→ **PROBLEM DESCRIPTION**:
From the listing below, pick out each line with the word "Engineering".

'''

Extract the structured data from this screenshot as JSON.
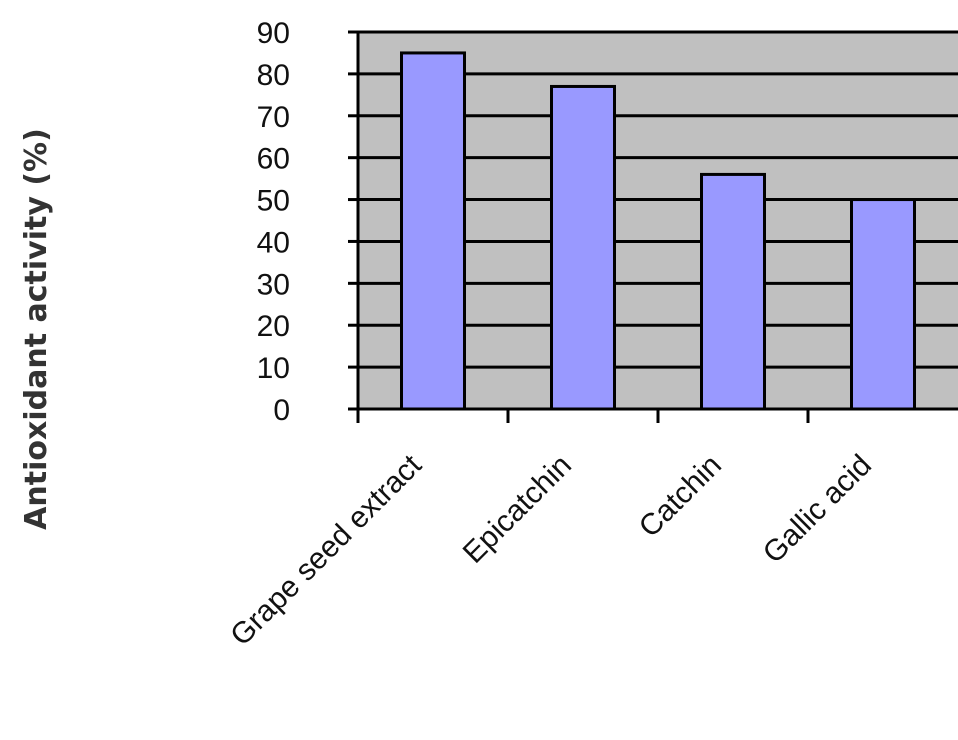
{
  "chart_data": {
    "type": "bar",
    "title": "",
    "xlabel": "",
    "ylabel": "Antioxidant activity (%)",
    "categories": [
      "Grape seed extract",
      "Epicatchin",
      "Catchin",
      "Gallic acid"
    ],
    "values": [
      85,
      77,
      56,
      50
    ],
    "ylim": [
      0,
      90
    ],
    "yticks": [
      "0",
      "10",
      "20",
      "30",
      "40",
      "50",
      "60",
      "70",
      "80",
      "90"
    ],
    "grid": true,
    "legend": "none",
    "colors": {
      "bar_fill": "#9999ff",
      "plot_background": "#c0c0c0",
      "gridline": "#000000"
    }
  }
}
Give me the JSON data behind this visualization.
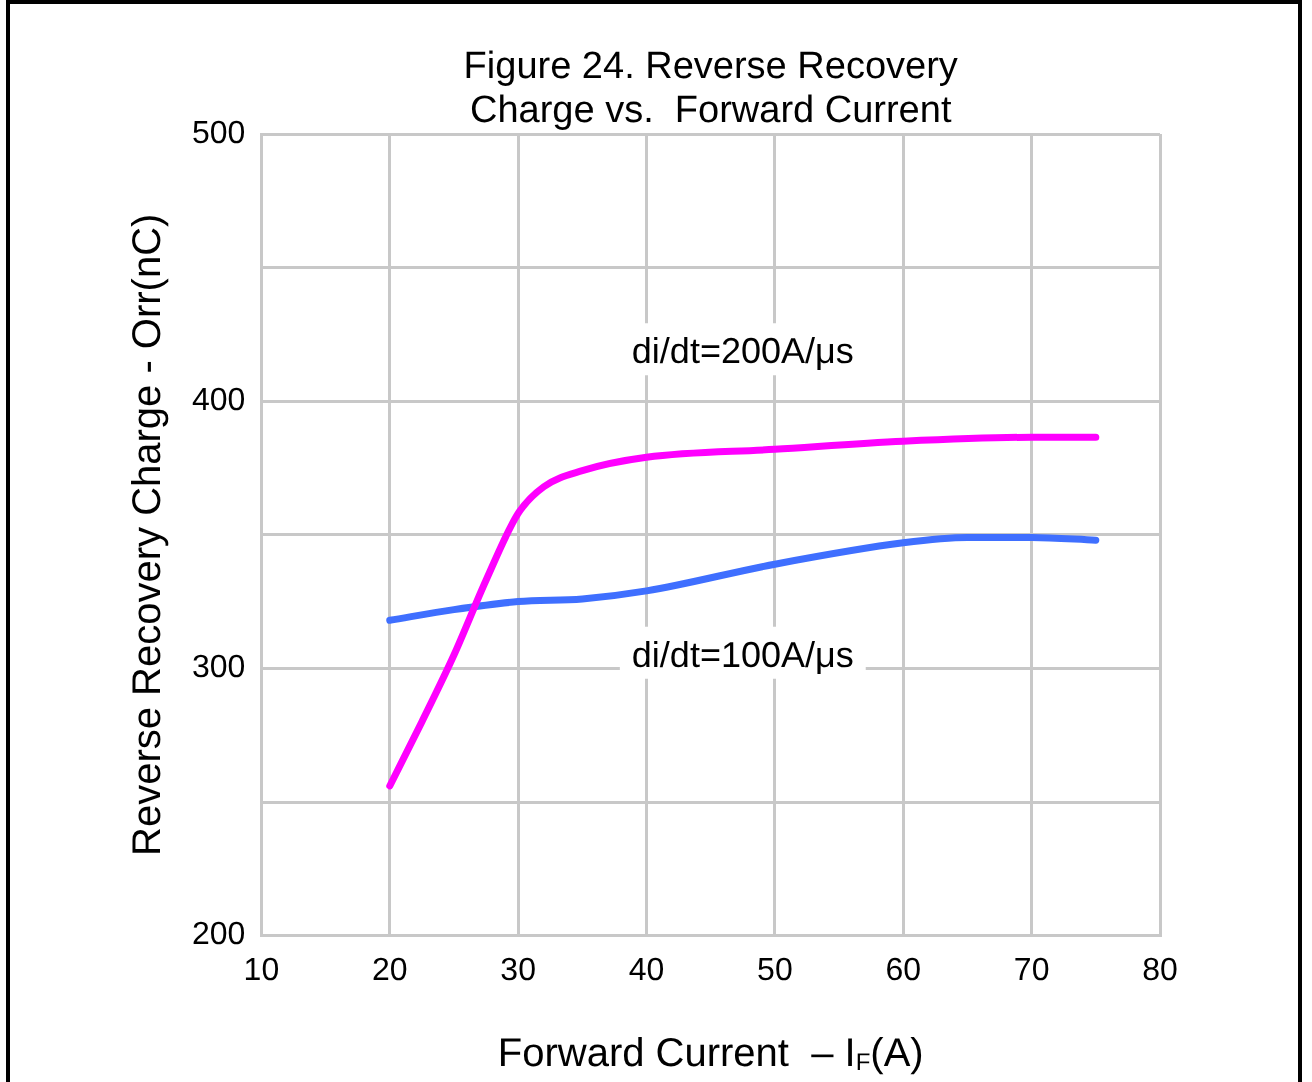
{
  "chart_data": {
    "type": "line",
    "title": "Figure 24. Reverse Recovery\nCharge vs.  Forward Current",
    "xlabel": "Forward Current  – I$_{F}$(A)",
    "ylabel": "Reverse Recovery Charge - Orr(nC)",
    "series": [
      {
        "name": "di/dt=200A/μs",
        "color": "#ff00ff",
        "x": [
          20,
          22.5,
          25,
          27.5,
          30,
          32,
          35,
          40,
          50,
          60,
          70,
          75
        ],
        "values": [
          256,
          280,
          305,
          333,
          358,
          368,
          374,
          379,
          382,
          385,
          386.5,
          386.5
        ]
      },
      {
        "name": "di/dt=100A/μs",
        "color": "#3f6fff",
        "x": [
          20,
          25,
          30,
          35,
          40,
          50,
          60,
          65,
          70,
          75
        ],
        "values": [
          318,
          322,
          325,
          326,
          329,
          339,
          347,
          349,
          349,
          348
        ]
      }
    ],
    "xlim": [
      10,
      80
    ],
    "xticks": [
      10,
      20,
      30,
      40,
      50,
      60,
      70,
      80
    ],
    "ylim": [
      200,
      500
    ],
    "yticks": [
      200,
      {
        "value": 250,
        "label": null
      },
      300,
      {
        "value": 350,
        "label": null
      },
      400,
      {
        "value": 450,
        "label": null
      },
      500
    ],
    "grid": true,
    "marker": "none",
    "line_style": "solid"
  }
}
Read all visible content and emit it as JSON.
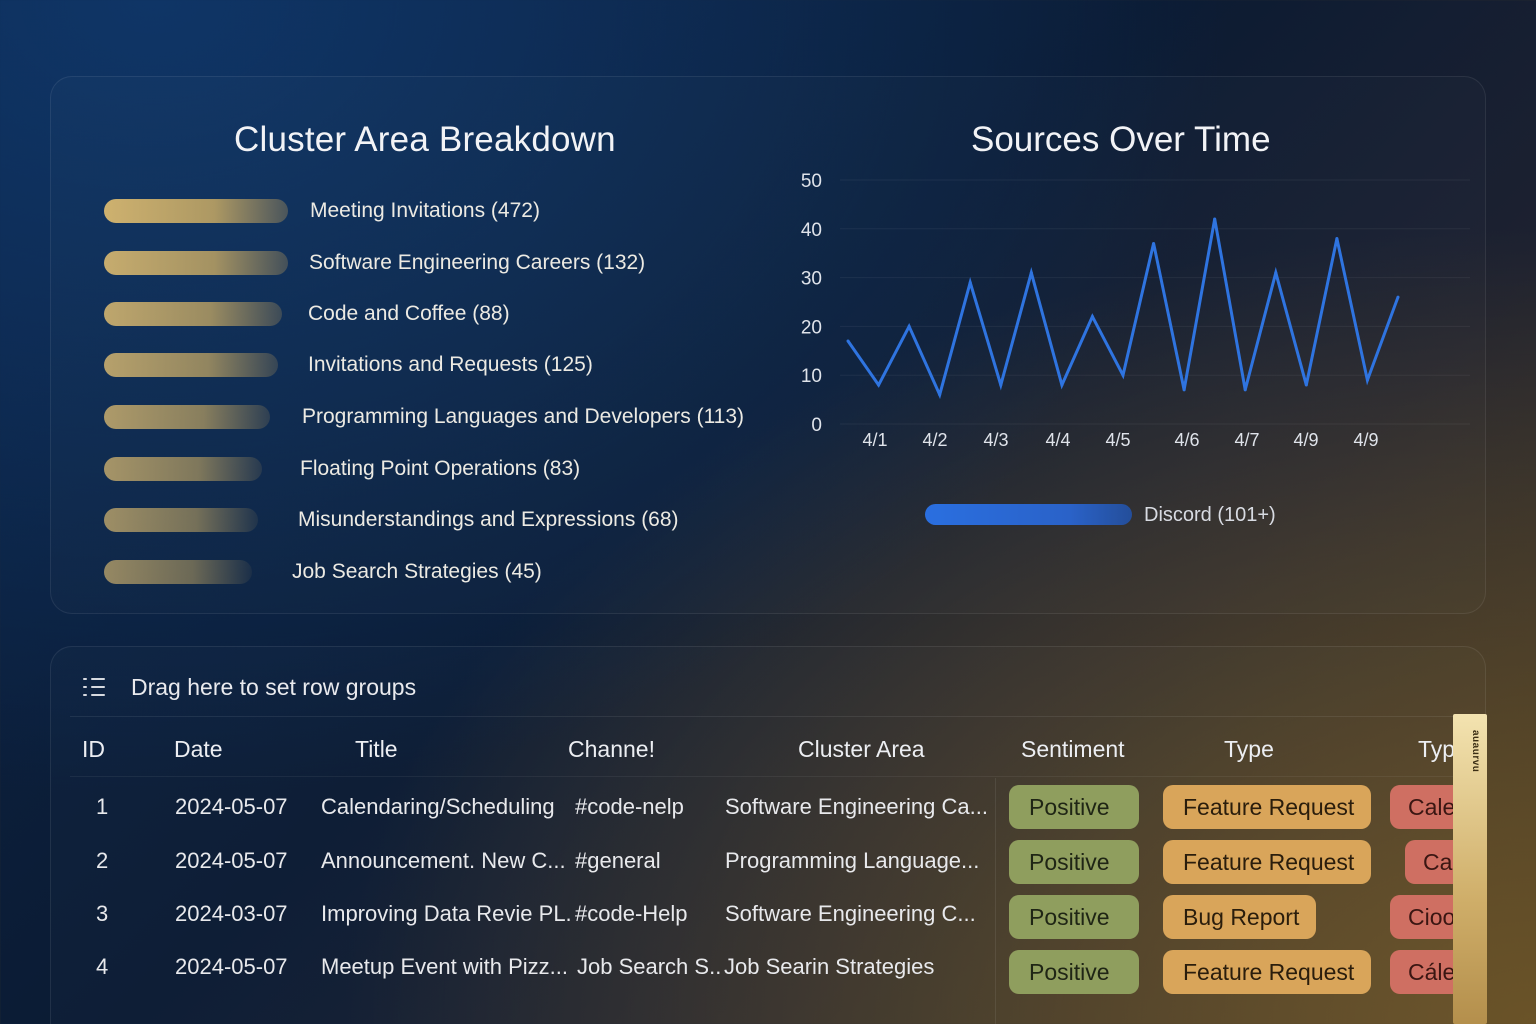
{
  "cluster_breakdown": {
    "title": "Cluster Area Breakdown",
    "items": [
      {
        "label": "Meeting Invitations (472)",
        "count": 472
      },
      {
        "label": "Software Engineering Careers (132)",
        "count": 132
      },
      {
        "label": "Code and Coffee (88)",
        "count": 88
      },
      {
        "label": "Invitations and Requests (125)",
        "count": 125
      },
      {
        "label": "Programming Languages and Developers (113)",
        "count": 113
      },
      {
        "label": "Floating Point Operations (83)",
        "count": 83
      },
      {
        "label": "Misunderstandings and Expressions (68)",
        "count": 68
      },
      {
        "label": "Job Search Strategies (45)",
        "count": 45
      }
    ],
    "bar_color": "#d8b870"
  },
  "chart_data": {
    "type": "line",
    "title": "Sources Over Time",
    "y_ticks": [
      "0",
      "10",
      "20",
      "30",
      "40",
      "50"
    ],
    "ylim": [
      0,
      50
    ],
    "x_tick_labels": [
      "4/1",
      "4/2",
      "4/3",
      "4/4",
      "4/5",
      "4/6",
      "4/7",
      "4/9",
      "4/9"
    ],
    "series": [
      {
        "name": "Discord (101+)",
        "color": "#2f74e0",
        "values": [
          17,
          8,
          20,
          6,
          29,
          8,
          31,
          8,
          22,
          10,
          37,
          7,
          42,
          7,
          31,
          8,
          38,
          9,
          26
        ]
      }
    ],
    "grid": true,
    "legend_position": "bottom"
  },
  "table": {
    "group_placeholder": "Drag here to set row groups",
    "headers": [
      "ID",
      "Date",
      "Title",
      "Channe!",
      "Cluster Area",
      "Sentiment",
      "Type",
      "Typ"
    ],
    "rows": [
      {
        "id": "1",
        "date": "2024-05-07",
        "title": "Calendaring/Scheduling",
        "channel": "#code-nelp",
        "cluster": "Software Engineering Ca...",
        "sentiment": "Positive",
        "type": "Feature Request",
        "type2": "Cale"
      },
      {
        "id": "2",
        "date": "2024-05-07",
        "title": "Announcement. New C...",
        "channel": "#general",
        "cluster": "Programming Language...",
        "sentiment": "Positive",
        "type": "Feature Request",
        "type2": "Ca"
      },
      {
        "id": "3",
        "date": "2024-03-07",
        "title": "Improving Data Revie PL.",
        "channel": "#code-Help",
        "cluster": "Software Engineering C...",
        "sentiment": "Positive",
        "type": "Bug Report",
        "type2": "Cioo"
      },
      {
        "id": "4",
        "date": "2024-05-07",
        "title": "Meetup Event with Pizz...",
        "channel": "Job Search S..",
        "cluster": "Job Searin Strategies",
        "sentiment": "Positive",
        "type": "Feature Request",
        "type2": "Cále"
      }
    ],
    "scroll_tab_text": "auaurvu"
  }
}
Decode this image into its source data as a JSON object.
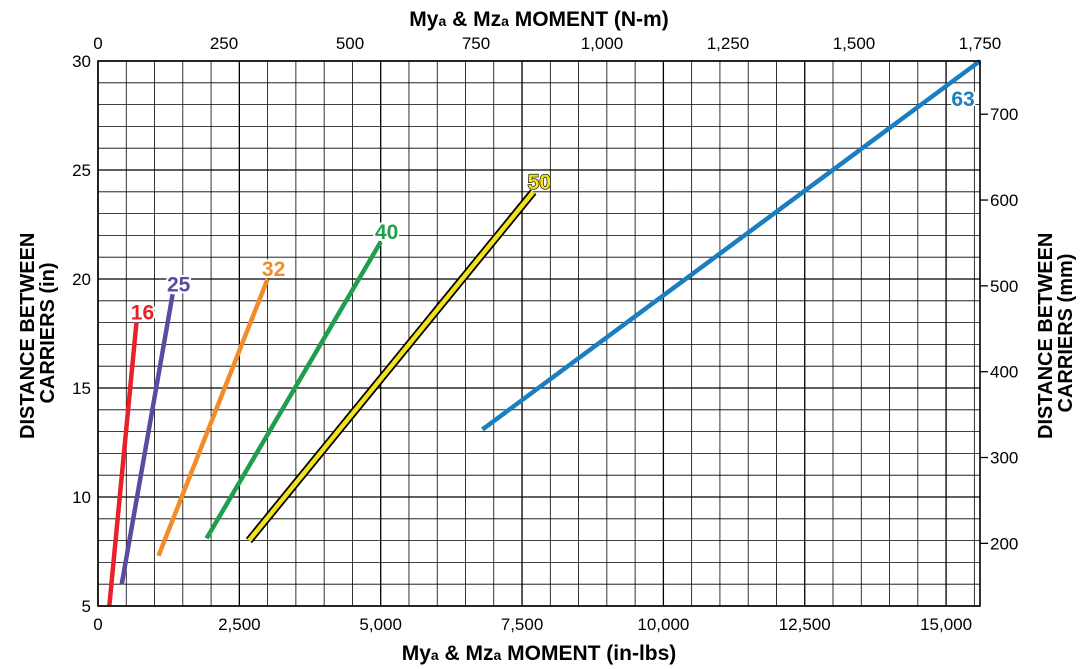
{
  "chart_data": {
    "type": "line",
    "title": "",
    "top_axis": {
      "label_parts": [
        {
          "text": "My",
          "sub": false
        },
        {
          "text": "a",
          "sub": true
        },
        {
          "text": " & Mz",
          "sub": false
        },
        {
          "text": "a",
          "sub": true
        },
        {
          "text": " MOMENT (N-m)",
          "sub": false
        }
      ],
      "range": [
        0,
        1750
      ],
      "ticks": [
        0,
        250,
        500,
        750,
        1000,
        1250,
        1500,
        1750
      ],
      "tick_labels": [
        "0",
        "250",
        "500",
        "750",
        "1,000",
        "1,250",
        "1,500",
        "1,750"
      ]
    },
    "bottom_axis": {
      "label_parts": [
        {
          "text": "My",
          "sub": false
        },
        {
          "text": "a",
          "sub": true
        },
        {
          "text": " & Mz",
          "sub": false
        },
        {
          "text": "a",
          "sub": true
        },
        {
          "text": " MOMENT (in-lbs)",
          "sub": false
        }
      ],
      "range": [
        0,
        15600
      ],
      "ticks": [
        0,
        2500,
        5000,
        7500,
        10000,
        12500,
        15000
      ],
      "tick_labels": [
        "0",
        "2,500",
        "5,000",
        "7,500",
        "10,000",
        "12,500",
        "15,000"
      ]
    },
    "left_axis": {
      "label_lines": [
        "DISTANCE BETWEEN",
        "CARRIERS (in)"
      ],
      "range": [
        5,
        30
      ],
      "ticks": [
        5,
        10,
        15,
        20,
        25,
        30
      ],
      "tick_labels": [
        "5",
        "10",
        "15",
        "20",
        "25",
        "30"
      ]
    },
    "right_axis": {
      "label_lines": [
        "DISTANCE BETWEEN",
        "CARRIERS (mm)"
      ],
      "ticks": [
        200,
        300,
        400,
        500,
        600,
        700
      ],
      "tick_labels": [
        "200",
        "300",
        "400",
        "500",
        "600",
        "700"
      ]
    },
    "grid": true,
    "series": [
      {
        "name": "16",
        "color": "#e8202a",
        "style": "solid",
        "x": [
          200,
          680
        ],
        "y": [
          5.0,
          18.0
        ]
      },
      {
        "name": "25",
        "color": "#5b4aa0",
        "style": "solid",
        "x": [
          420,
          1320
        ],
        "y": [
          6.0,
          19.3
        ]
      },
      {
        "name": "32",
        "color": "#f28c28",
        "style": "solid",
        "x": [
          1070,
          3000
        ],
        "y": [
          7.3,
          20.0
        ]
      },
      {
        "name": "40",
        "color": "#1f9e4e",
        "style": "solid",
        "x": [
          1920,
          5000
        ],
        "y": [
          8.1,
          21.7
        ]
      },
      {
        "name": "50",
        "color": "#f2e21d",
        "style": "outlined",
        "x": [
          2670,
          7700
        ],
        "y": [
          8.0,
          24.0
        ]
      },
      {
        "name": "63",
        "color": "#1a7ec0",
        "style": "solid",
        "x": [
          6800,
          15600
        ],
        "y": [
          13.1,
          30.0
        ]
      }
    ]
  }
}
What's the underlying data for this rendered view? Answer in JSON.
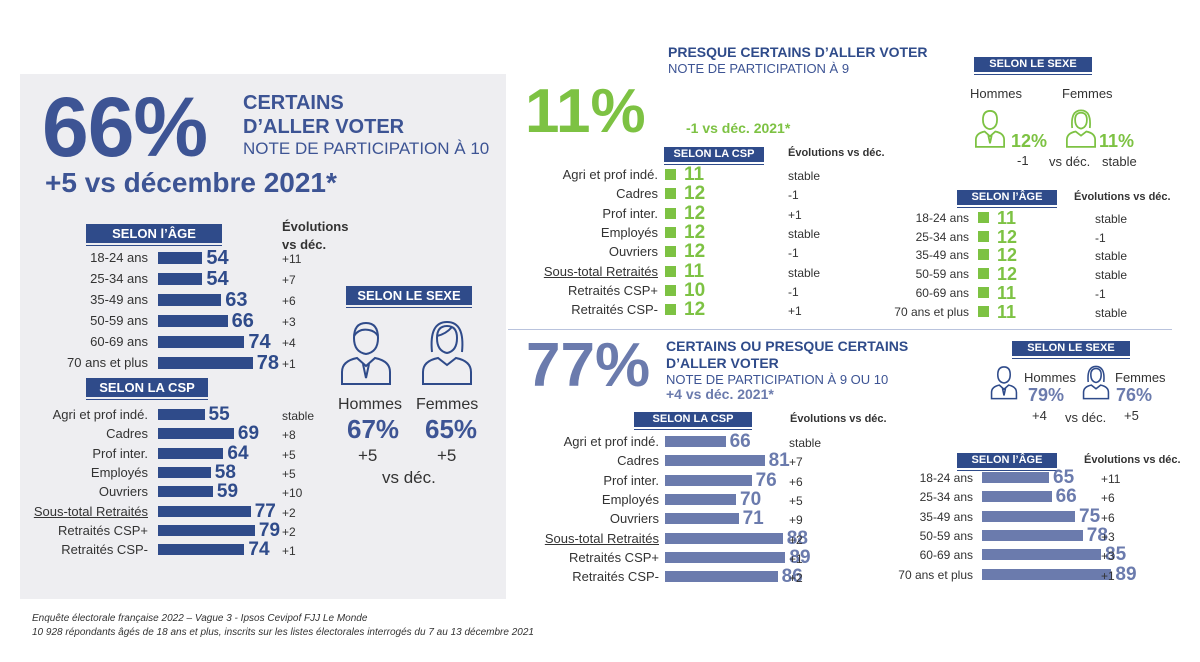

'''

→ **WORKED ANSWER**:
        "label": "Software Engineering Careers (132)",
        "cluster": "Software Engineering Ca...",
        "cluster": "Software Engineering C...",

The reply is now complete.